■ Required task ■
Transcribe the records below in full; pictures stay out of the copy.

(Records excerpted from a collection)

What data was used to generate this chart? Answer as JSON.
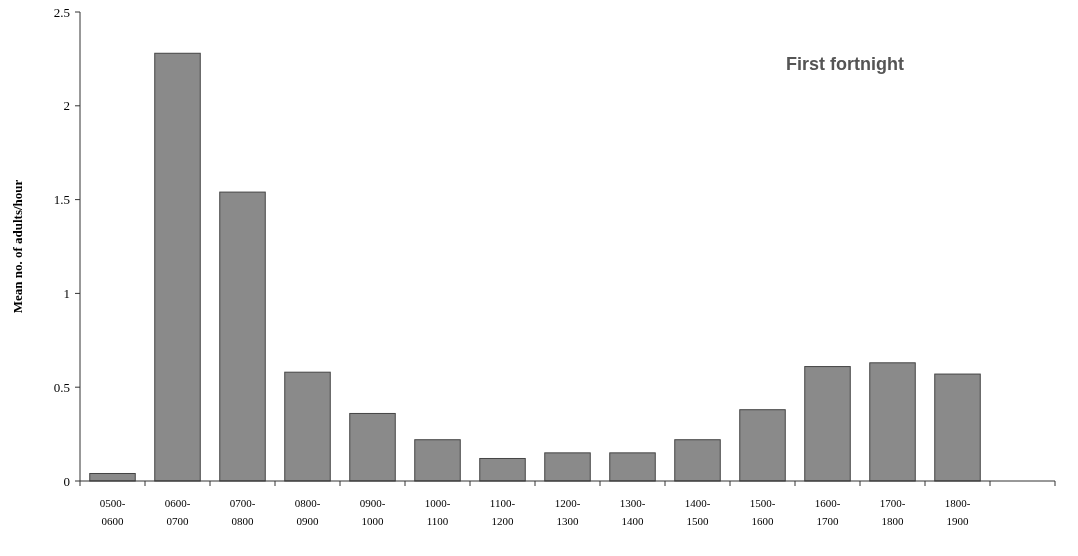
{
  "chart_data": {
    "type": "bar",
    "title": "First fortnight",
    "ylabel": "Mean no. of adults/hour",
    "categories": [
      "0500-0600",
      "0600-0700",
      "0700-0800",
      "0800-0900",
      "0900-1000",
      "1000-1100",
      "1100-1200",
      "1200-1300",
      "1300-1400",
      "1400-1500",
      "1500-1600",
      "1600-1700",
      "1700-1800",
      "1800-1900",
      null
    ],
    "values": [
      0.04,
      2.28,
      1.54,
      0.58,
      0.36,
      0.22,
      0.12,
      0.15,
      0.15,
      0.22,
      0.38,
      0.61,
      0.63,
      0.57,
      null
    ],
    "color": "#8a8a8a",
    "ylim": [
      0,
      2.5
    ],
    "yticks": [
      0,
      0.5,
      1,
      1.5,
      2,
      2.5
    ],
    "grid": false
  }
}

■ Worked answer ■
What data was used to generate this chart? Answer as JSON.
{
  "chart_data": {
    "type": "bar",
    "title": "First fortnight",
    "ylabel": "Mean no. of adults/hour",
    "categories": [
      "0500-0600",
      "0600-0700",
      "0700-0800",
      "0800-0900",
      "0900-1000",
      "1000-1100",
      "1100-1200",
      "1200-1300",
      "1300-1400",
      "1400-1500",
      "1500-1600",
      "1600-1700",
      "1700-1800",
      "1800-1900",
      null
    ],
    "values": [
      0.04,
      2.28,
      1.54,
      0.58,
      0.36,
      0.22,
      0.12,
      0.15,
      0.15,
      0.22,
      0.38,
      0.61,
      0.63,
      0.57,
      null
    ],
    "color": "#8a8a8a",
    "ylim": [
      0,
      2.5
    ],
    "yticks": [
      0,
      0.5,
      1,
      1.5,
      2,
      2.5
    ],
    "grid": false
  }
}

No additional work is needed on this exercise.